### Task requirements
Return each line containing "Ascot".

[Dataset rows]
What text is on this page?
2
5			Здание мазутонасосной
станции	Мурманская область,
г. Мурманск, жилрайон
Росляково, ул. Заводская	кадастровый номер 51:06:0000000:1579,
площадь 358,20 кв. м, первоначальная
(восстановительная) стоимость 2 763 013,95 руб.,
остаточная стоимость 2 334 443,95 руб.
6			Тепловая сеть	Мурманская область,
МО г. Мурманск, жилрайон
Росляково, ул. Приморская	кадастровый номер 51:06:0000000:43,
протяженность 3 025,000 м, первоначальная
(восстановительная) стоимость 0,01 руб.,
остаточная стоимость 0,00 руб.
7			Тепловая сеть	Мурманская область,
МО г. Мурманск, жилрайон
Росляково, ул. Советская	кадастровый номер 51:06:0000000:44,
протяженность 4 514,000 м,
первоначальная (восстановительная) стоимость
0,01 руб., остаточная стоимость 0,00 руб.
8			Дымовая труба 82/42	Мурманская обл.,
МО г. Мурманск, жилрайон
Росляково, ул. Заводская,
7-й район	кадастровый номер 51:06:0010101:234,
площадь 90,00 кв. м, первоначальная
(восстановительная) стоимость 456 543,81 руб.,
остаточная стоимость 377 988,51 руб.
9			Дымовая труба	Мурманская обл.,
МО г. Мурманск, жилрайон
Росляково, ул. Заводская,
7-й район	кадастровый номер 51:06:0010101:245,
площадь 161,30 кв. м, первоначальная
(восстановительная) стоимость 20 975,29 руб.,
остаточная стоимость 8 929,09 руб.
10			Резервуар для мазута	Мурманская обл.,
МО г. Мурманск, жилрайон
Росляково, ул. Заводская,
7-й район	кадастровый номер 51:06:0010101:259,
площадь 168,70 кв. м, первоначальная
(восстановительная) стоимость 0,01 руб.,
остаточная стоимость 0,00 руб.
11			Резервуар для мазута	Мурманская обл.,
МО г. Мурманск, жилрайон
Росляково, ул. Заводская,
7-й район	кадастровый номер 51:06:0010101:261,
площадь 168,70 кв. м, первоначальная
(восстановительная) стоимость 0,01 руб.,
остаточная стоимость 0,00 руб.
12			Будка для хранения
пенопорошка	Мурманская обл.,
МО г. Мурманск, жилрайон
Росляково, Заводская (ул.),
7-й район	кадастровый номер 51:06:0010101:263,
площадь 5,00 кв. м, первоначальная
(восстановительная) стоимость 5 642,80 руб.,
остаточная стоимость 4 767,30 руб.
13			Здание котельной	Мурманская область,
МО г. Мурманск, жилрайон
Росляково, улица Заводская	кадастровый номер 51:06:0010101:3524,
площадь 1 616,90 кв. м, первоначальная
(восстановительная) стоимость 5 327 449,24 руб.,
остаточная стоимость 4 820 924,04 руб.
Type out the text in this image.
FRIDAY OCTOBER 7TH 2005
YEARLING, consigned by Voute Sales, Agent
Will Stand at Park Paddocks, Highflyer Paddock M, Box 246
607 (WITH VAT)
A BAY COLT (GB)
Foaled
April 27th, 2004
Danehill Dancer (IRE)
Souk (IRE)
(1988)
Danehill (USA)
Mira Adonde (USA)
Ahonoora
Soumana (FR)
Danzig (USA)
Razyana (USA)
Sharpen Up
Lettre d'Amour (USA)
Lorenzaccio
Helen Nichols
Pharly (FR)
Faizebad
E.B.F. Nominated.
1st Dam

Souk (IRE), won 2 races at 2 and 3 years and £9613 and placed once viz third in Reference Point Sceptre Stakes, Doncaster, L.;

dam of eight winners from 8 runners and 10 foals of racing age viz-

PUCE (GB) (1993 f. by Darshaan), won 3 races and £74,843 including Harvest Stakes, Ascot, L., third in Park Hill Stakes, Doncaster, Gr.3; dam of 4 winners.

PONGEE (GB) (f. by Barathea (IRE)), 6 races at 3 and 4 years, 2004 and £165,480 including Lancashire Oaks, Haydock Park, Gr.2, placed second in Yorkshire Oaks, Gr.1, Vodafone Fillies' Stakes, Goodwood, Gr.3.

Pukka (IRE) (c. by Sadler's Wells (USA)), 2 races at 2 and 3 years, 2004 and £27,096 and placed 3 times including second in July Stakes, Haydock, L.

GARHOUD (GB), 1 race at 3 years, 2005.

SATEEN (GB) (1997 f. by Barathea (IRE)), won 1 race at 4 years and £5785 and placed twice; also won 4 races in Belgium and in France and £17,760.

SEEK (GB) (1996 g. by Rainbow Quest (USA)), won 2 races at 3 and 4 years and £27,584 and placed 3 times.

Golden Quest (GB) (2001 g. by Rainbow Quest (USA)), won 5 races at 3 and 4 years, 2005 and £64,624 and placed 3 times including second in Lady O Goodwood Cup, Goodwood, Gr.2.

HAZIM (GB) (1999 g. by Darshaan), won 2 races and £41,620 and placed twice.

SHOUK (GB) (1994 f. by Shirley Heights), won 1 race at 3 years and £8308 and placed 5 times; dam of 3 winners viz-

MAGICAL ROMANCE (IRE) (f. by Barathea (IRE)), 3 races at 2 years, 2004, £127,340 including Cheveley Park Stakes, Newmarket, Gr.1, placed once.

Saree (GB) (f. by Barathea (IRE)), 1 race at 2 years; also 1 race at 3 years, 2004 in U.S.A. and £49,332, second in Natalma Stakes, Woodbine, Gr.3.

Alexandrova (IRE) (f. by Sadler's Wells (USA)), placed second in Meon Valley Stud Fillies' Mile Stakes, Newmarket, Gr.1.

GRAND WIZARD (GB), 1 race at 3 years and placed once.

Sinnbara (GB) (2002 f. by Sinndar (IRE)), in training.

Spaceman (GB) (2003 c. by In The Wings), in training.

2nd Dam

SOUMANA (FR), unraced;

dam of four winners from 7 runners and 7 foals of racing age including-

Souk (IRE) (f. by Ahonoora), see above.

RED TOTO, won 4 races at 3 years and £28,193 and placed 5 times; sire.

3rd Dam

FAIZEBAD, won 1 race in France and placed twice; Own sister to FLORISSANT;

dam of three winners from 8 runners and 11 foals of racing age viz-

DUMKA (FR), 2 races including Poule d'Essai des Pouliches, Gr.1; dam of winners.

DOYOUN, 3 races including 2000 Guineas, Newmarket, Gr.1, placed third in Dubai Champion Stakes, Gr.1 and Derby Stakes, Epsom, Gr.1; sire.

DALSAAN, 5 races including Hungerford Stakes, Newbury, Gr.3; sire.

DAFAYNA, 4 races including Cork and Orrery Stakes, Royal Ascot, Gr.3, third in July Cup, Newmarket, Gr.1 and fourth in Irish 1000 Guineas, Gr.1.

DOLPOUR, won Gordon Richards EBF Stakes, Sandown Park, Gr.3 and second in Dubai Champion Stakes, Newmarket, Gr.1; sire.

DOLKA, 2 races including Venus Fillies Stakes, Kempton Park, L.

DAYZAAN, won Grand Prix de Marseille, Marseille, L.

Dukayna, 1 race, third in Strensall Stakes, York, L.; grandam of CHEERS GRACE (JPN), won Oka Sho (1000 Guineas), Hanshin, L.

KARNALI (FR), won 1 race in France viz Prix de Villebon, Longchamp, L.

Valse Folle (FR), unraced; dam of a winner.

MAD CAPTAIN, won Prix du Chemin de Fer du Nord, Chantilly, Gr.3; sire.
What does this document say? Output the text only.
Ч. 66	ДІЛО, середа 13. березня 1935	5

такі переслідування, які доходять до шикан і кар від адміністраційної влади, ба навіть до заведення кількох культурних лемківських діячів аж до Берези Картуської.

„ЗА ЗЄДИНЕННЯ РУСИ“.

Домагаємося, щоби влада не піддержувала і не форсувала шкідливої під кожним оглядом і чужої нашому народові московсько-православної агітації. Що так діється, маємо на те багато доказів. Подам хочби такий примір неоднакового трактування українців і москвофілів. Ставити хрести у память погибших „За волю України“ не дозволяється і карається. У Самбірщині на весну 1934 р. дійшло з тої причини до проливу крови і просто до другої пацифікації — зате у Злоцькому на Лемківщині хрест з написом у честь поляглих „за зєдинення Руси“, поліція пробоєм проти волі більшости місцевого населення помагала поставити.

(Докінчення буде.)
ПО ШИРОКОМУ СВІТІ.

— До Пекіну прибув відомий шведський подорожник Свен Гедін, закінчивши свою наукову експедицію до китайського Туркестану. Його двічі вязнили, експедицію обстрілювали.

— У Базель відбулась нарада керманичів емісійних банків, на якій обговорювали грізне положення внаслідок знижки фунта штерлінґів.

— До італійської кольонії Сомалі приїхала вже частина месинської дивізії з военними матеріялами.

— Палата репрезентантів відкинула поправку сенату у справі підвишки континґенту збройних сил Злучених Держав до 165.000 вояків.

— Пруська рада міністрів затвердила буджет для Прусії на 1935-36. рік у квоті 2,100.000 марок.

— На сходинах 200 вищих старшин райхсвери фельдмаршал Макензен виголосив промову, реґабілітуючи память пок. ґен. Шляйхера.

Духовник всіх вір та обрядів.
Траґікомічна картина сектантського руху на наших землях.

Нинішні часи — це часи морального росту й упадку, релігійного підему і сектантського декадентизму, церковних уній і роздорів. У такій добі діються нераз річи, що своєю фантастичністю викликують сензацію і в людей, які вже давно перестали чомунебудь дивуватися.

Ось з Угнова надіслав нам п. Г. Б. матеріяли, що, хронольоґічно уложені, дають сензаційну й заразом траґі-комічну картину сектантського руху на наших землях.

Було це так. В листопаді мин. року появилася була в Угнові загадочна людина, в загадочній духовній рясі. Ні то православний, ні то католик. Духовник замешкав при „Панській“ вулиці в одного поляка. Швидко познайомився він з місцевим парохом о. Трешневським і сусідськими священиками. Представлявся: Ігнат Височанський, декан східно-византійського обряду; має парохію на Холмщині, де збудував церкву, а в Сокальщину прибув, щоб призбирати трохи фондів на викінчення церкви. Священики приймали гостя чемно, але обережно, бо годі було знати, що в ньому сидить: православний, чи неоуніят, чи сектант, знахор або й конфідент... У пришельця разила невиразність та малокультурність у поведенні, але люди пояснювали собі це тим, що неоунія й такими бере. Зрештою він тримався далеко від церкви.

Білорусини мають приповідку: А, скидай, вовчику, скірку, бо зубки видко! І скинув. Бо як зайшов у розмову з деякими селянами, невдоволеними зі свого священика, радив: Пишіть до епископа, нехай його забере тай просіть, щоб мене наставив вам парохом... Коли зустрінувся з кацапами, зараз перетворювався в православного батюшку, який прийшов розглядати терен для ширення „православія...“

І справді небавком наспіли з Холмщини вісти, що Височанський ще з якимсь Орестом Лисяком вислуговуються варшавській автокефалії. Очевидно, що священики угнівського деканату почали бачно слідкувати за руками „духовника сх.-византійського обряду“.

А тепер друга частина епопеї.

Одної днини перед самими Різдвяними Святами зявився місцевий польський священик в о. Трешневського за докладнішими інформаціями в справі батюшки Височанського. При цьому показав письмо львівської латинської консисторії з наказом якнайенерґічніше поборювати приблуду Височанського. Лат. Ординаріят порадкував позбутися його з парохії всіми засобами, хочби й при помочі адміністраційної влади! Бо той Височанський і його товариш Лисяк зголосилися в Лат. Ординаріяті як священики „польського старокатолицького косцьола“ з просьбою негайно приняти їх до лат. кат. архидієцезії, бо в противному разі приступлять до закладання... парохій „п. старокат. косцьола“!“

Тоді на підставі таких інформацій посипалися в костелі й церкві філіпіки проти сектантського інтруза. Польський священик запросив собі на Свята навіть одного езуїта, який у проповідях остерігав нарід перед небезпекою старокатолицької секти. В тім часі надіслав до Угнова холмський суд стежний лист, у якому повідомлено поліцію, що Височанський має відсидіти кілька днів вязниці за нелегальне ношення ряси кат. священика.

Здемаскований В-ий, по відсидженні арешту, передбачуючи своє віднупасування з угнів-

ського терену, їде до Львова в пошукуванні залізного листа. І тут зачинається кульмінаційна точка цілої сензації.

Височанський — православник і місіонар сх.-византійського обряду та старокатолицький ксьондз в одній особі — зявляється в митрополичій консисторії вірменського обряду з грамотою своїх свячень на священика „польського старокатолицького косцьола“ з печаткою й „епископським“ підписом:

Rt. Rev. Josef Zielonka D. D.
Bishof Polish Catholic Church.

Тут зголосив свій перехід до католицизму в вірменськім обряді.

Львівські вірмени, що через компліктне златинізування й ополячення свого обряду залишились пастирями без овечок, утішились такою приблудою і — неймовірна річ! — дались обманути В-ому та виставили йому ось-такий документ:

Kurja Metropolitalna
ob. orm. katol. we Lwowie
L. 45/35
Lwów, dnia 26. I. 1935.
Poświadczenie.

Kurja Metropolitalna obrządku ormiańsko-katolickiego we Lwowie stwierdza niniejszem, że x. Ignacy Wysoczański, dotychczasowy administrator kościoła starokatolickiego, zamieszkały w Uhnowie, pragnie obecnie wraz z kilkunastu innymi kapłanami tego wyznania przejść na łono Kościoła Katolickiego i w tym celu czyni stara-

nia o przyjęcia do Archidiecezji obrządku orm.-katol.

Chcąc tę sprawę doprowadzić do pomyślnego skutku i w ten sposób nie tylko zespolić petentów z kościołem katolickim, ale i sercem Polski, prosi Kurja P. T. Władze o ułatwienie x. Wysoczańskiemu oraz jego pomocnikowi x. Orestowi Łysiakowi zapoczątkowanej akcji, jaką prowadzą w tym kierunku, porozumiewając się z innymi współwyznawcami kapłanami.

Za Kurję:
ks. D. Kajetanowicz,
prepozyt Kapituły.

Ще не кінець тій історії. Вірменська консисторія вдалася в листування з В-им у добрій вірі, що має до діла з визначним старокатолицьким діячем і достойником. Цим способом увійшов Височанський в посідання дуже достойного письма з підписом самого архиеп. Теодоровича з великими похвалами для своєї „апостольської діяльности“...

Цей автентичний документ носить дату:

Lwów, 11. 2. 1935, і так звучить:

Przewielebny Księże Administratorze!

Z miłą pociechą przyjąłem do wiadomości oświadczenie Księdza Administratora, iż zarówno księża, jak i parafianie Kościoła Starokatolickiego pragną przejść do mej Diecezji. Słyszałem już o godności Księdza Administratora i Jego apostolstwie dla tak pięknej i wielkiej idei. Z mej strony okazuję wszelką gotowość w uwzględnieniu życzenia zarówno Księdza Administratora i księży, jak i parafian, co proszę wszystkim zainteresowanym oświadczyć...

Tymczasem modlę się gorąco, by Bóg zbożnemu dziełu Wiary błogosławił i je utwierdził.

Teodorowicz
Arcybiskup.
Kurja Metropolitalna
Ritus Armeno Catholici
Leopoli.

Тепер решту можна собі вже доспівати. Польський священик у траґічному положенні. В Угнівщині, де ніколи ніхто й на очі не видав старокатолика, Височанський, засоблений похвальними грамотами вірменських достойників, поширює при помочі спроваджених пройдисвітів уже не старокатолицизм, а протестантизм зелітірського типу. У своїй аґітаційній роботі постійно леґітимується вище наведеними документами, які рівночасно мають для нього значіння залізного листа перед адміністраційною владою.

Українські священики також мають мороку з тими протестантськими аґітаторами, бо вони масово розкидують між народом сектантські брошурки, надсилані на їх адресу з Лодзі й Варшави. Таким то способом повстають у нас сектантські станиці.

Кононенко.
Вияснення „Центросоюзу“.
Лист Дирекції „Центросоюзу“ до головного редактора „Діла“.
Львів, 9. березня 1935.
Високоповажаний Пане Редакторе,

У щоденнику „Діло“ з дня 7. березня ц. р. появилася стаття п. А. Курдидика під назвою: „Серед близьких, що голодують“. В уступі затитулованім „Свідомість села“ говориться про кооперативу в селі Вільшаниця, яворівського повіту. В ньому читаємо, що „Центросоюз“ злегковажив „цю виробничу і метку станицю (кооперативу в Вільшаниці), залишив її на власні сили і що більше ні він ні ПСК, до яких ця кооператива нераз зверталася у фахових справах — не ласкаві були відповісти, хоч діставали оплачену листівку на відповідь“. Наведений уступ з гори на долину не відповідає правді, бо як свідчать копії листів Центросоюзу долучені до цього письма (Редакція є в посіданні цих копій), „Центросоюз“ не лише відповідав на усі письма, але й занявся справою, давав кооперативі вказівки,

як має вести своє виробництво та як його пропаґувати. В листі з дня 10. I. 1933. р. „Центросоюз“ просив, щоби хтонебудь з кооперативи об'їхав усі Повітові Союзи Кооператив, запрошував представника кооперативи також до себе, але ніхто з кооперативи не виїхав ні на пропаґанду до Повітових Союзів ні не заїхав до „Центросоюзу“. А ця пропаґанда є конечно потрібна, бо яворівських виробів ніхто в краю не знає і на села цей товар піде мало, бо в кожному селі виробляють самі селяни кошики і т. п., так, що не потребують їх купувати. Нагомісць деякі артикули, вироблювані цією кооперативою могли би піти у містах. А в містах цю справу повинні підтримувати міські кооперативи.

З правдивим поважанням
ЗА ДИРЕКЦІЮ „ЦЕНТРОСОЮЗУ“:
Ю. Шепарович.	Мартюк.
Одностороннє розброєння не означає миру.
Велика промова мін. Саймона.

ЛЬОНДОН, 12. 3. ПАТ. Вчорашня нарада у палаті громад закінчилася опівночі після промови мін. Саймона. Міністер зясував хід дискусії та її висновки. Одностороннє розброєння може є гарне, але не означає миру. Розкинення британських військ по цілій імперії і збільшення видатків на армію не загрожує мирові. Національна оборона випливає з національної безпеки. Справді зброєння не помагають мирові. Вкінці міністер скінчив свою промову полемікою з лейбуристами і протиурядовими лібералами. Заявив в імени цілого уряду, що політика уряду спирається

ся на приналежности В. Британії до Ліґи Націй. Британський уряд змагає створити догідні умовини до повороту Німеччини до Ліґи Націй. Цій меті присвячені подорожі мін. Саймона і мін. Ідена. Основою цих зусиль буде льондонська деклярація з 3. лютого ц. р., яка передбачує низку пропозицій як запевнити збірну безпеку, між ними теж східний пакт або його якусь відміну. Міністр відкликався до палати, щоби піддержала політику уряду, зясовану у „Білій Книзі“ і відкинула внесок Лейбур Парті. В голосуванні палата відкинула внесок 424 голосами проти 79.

### Task output
PUCE (GB) (1993 f. by Darshaan), won 3 races and £74,843 including Harvest Stakes, Ascot, L., third in Park Hill Stakes, Doncaster, Gr.3; dam of 4 winners.
DAFAYNA, 4 races including Cork and Orrery Stakes, Royal Ascot, Gr.3, third in July Cup, Newmarket, Gr.1 and fourth in Irish 1000 Guineas, Gr.1.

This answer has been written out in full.